Aim of the exercise
Transcribe the records below exactly as they appear, omitting any pictures.

[start of Provided data]

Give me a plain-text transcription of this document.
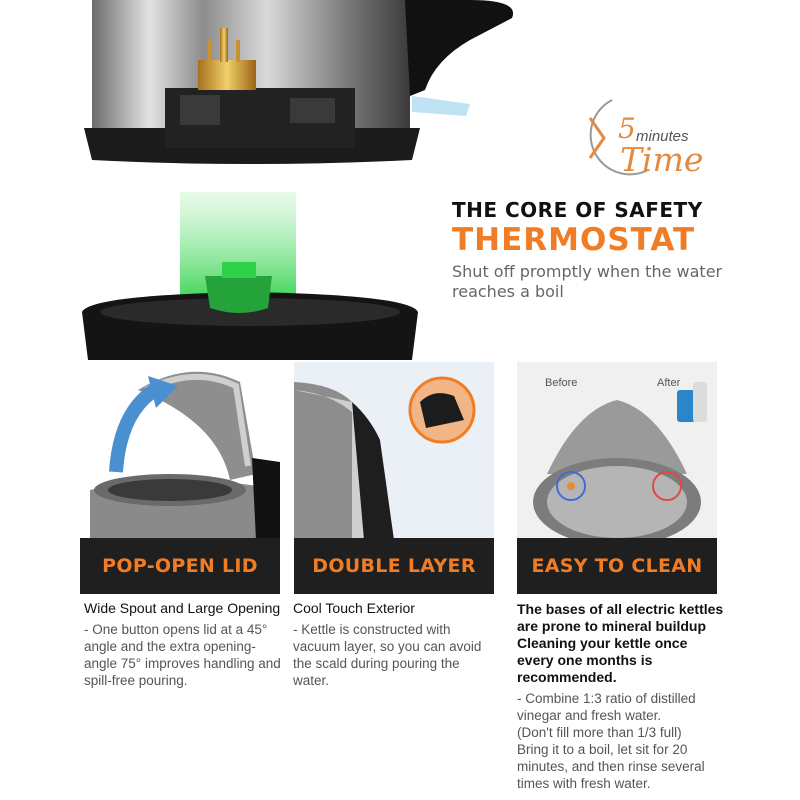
5 minutes
Time
THE CORE OF SAFETY
THERMOSTAT
Shut off promptly when the water reaches a boil
Before	After
POP-OPEN LID	DOUBLE LAYER	EASY TO CLEAN
Wide Spout and Large Opening
- One button opens lid at a 45° angle and the extra opening-angle 75° improves handling and spill-free pouring.
Cool Touch Exterior
- Kettle is constructed with vacuum layer, so you can avoid the scald during pouring the water.
The bases of all electric kettles
are prone to mineral buildup
Cleaning your kettle once
every one months is
recommended.
- Combine 1:3 ratio of distilled
vinegar and fresh water.
(Don't fill more than 1/3 full)
Bring it to a boil, let sit for 20
minutes, and then rinse several
times with fresh water.
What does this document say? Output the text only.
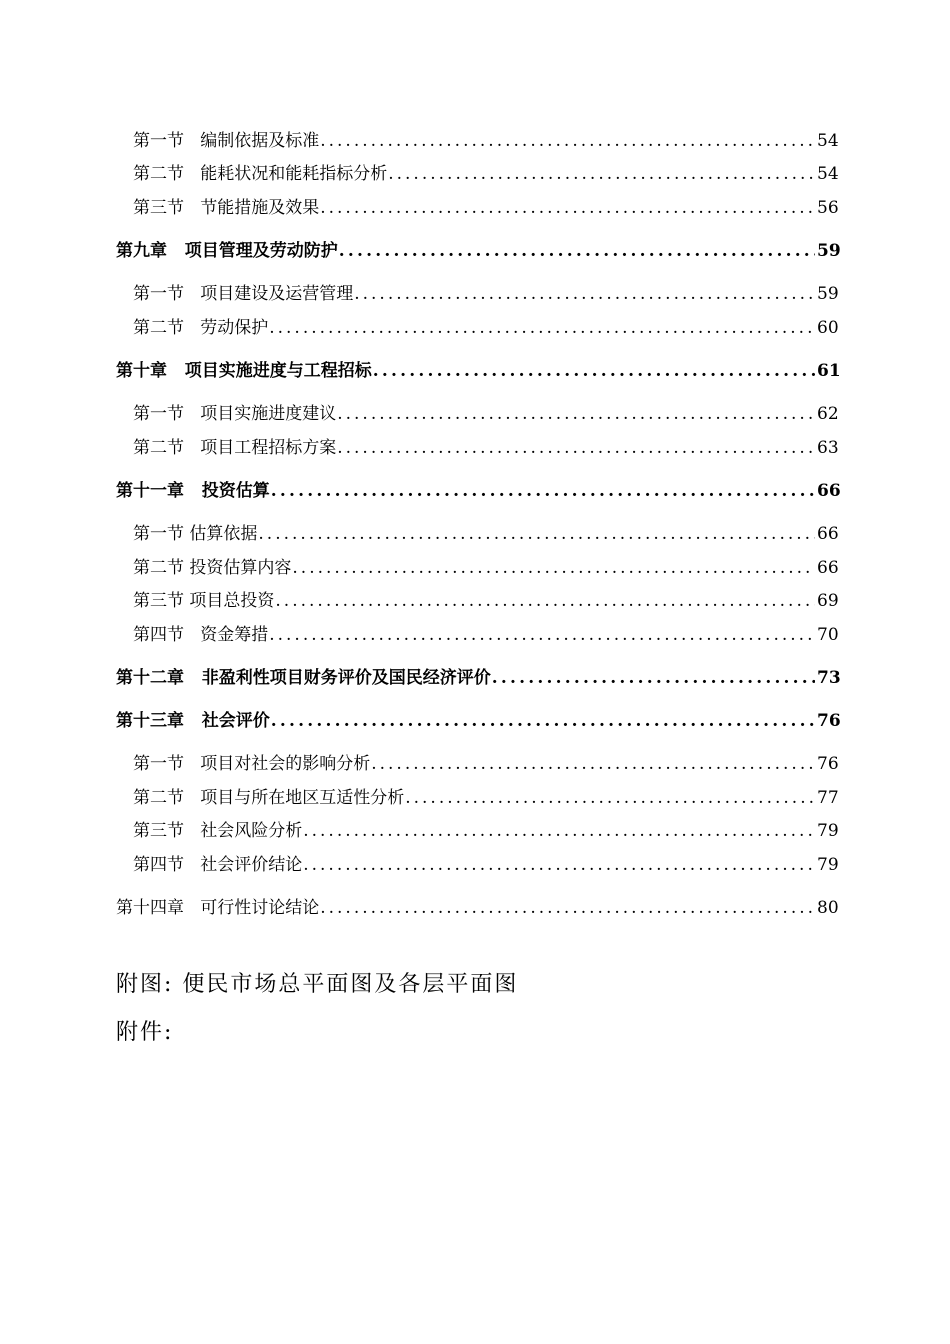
第一节 编制依据及标准 .....	54
第二节 能耗状况和能耗指标分析 .....	54
第三节 节能措施及效果 .....	56
第九章 项目管理及劳动防护 .....	59
第一节 项目建设及运营管理 .....	59
第二节 劳动保护 .....	60
第十章 项目实施进度与工程招标 .....	61
第一节 项目实施进度建议 .....	62
第二节 项目工程招标方案 .....	63
第十一章 投资估算 .....	66
第一节 估算依据 .....	66
第二节 投资估算内容 .....	66
第三节 项目总投资 .....	69
第四节 资金筹措 .....	70
第十二章 非盈利性项目财务评价及国民经济评价 .....	73
第十三章 社会评价 .....	76
第一节 项目对社会的影响分析 .....	76
第二节 项目与所在地区互适性分析 .....	77
第三节 社会风险分析 .....	79
第四节 社会评价结论 .....	79
第十四章 可行性讨论结论 .....	80
附图: 便民市场总平面图及各层平面图
附件:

[end of Provided data]

Answer for this exercise
Give me a plain-text transcription of this document.
5 minutes
Time
THE CORE OF SAFETY
THERMOSTAT
Shut off promptly when the water reaches a boil
Before	After
POP-OPEN LID	DOUBLE LAYER	EASY TO CLEAN
Wide Spout and Large Opening
- One button opens lid at a 45° angle and the extra opening-angle 75° improves handling and spill-free pouring.
Cool Touch Exterior
- Kettle is constructed with vacuum layer, so you can avoid the scald during pouring the water.
The bases of all electric kettles
are prone to mineral buildup
Cleaning your kettle once
every one months is
recommended.
- Combine 1:3 ratio of distilled
vinegar and fresh water.
(Don't fill more than 1/3 full)
Bring it to a boil, let sit for 20
minutes, and then rinse several
times with fresh water.
What does this document say? Output the text only.
第一节 编制依据及标准 .....	54
第二节 能耗状况和能耗指标分析 .....	54
第三节 节能措施及效果 .....	56
第九章 项目管理及劳动防护 .....	59
第一节 项目建设及运营管理 .....	59
第二节 劳动保护 .....	60
第十章 项目实施进度与工程招标 .....	61
第一节 项目实施进度建议 .....	62
第二节 项目工程招标方案 .....	63
第十一章 投资估算 .....	66
第一节 估算依据 .....	66
第二节 投资估算内容 .....	66
第三节 项目总投资 .....	69
第四节 资金筹措 .....	70
第十二章 非盈利性项目财务评价及国民经济评价 .....	73
第十三章 社会评价 .....	76
第一节 项目对社会的影响分析 .....	76
第二节 项目与所在地区互适性分析 .....	77
第三节 社会风险分析 .....	79
第四节 社会评价结论 .....	79
第十四章 可行性讨论结论 .....	80
附图: 便民市场总平面图及各层平面图
附件:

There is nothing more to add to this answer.